- _To be done_: Select the lines that contain "nanos" and copy each of them.

— Start —

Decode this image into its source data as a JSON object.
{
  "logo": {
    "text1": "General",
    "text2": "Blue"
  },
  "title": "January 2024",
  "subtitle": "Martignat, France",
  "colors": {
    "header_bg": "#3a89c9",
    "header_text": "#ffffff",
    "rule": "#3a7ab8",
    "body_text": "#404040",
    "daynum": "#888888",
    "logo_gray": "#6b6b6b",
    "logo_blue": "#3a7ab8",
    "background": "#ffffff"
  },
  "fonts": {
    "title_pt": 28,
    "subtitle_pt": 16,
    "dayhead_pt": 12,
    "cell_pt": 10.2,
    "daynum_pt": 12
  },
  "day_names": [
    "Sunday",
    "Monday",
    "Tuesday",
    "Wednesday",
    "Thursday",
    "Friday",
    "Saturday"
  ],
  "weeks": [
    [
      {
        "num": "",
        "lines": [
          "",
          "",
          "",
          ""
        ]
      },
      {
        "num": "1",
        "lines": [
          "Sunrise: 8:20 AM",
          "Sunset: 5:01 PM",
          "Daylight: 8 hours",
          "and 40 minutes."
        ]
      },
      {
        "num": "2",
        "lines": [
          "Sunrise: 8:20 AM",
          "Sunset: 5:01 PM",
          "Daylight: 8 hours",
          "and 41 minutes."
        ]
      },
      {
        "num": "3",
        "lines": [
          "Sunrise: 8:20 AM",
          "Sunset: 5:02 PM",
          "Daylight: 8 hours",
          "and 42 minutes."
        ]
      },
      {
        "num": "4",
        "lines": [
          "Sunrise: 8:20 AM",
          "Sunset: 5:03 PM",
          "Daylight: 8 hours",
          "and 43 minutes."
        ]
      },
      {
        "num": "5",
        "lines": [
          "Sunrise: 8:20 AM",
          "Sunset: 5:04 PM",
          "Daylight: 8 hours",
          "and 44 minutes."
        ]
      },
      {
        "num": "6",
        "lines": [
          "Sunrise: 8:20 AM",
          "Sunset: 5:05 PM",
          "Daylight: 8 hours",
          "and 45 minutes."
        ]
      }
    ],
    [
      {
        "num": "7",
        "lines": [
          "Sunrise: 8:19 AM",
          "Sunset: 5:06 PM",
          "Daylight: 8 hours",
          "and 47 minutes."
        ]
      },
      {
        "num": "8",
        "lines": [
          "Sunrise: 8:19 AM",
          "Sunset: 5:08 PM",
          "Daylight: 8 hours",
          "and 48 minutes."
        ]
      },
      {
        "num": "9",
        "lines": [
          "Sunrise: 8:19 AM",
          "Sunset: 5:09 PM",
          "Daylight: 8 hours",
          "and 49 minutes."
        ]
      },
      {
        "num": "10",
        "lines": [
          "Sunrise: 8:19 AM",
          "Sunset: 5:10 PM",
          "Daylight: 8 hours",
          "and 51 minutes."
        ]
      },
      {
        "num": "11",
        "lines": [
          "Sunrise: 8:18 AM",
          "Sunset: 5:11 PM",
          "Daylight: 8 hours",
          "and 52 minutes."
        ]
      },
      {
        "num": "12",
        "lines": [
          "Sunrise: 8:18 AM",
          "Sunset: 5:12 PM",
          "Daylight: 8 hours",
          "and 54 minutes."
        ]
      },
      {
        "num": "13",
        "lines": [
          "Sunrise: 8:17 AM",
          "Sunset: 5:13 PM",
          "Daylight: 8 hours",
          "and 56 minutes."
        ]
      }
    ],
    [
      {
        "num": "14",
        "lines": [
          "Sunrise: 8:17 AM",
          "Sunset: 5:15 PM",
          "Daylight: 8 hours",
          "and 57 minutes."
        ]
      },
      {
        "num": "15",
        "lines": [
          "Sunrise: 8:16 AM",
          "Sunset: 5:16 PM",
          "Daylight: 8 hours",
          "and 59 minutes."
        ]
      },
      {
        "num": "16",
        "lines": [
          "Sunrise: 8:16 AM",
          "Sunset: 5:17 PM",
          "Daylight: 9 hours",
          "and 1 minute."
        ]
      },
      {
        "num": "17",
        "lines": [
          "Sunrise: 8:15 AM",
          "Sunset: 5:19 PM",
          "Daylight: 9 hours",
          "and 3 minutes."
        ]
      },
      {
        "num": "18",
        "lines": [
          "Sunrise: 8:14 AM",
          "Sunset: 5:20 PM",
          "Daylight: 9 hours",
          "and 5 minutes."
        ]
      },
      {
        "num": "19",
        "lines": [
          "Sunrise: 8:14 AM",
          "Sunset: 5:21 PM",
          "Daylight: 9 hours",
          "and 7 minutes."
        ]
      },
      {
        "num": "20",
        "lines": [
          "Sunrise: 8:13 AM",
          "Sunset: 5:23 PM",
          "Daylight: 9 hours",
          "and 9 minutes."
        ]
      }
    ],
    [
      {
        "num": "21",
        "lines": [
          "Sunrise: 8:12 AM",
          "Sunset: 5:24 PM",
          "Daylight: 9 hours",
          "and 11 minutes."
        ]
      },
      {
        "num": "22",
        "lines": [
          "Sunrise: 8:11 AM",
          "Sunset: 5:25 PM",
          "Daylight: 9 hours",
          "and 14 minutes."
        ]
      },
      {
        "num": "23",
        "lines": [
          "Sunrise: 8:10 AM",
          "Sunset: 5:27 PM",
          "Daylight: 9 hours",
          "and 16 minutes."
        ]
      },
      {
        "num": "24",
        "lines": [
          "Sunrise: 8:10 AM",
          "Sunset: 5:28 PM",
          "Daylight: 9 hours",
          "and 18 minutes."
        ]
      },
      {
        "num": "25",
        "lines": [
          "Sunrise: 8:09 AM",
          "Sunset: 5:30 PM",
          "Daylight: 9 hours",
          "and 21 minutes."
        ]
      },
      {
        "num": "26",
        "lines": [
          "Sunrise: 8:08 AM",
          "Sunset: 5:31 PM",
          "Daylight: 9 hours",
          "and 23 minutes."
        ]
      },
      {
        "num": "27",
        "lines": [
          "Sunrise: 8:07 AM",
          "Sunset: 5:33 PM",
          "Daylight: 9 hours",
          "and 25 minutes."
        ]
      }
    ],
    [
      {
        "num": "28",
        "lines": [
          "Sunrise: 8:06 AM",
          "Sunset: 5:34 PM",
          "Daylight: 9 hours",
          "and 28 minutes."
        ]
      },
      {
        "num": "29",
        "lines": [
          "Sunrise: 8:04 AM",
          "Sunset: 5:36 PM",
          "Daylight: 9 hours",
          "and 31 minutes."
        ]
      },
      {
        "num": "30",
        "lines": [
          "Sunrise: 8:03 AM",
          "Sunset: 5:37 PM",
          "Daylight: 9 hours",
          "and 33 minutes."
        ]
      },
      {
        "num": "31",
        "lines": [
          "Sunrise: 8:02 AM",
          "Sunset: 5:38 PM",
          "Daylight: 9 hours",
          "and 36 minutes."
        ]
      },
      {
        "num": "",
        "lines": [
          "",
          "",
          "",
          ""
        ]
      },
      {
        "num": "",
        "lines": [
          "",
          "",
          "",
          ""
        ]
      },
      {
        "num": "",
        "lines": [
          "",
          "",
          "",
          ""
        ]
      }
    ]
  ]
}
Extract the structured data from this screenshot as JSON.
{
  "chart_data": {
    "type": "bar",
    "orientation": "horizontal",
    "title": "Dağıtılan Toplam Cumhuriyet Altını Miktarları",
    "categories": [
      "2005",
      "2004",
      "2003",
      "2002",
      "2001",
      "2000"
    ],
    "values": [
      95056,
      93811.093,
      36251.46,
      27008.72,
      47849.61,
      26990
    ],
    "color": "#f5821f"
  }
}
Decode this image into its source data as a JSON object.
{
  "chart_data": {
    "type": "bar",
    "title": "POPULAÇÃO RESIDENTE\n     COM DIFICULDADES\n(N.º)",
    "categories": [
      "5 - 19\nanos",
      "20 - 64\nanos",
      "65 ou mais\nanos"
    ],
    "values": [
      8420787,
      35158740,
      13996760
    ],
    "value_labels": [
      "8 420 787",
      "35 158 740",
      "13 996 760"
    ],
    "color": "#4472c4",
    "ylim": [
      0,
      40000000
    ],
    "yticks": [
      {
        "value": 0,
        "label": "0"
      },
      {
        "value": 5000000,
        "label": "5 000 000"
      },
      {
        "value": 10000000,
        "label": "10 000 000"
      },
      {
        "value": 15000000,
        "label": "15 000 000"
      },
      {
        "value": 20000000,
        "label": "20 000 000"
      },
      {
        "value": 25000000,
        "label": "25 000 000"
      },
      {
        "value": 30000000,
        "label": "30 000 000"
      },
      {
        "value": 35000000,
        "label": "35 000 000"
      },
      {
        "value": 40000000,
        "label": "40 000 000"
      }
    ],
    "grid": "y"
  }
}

— End —

- _Answer to the task_:
      "5 - 19\nanos",
      "20 - 64\nanos",
      "65 ou mais\nanos"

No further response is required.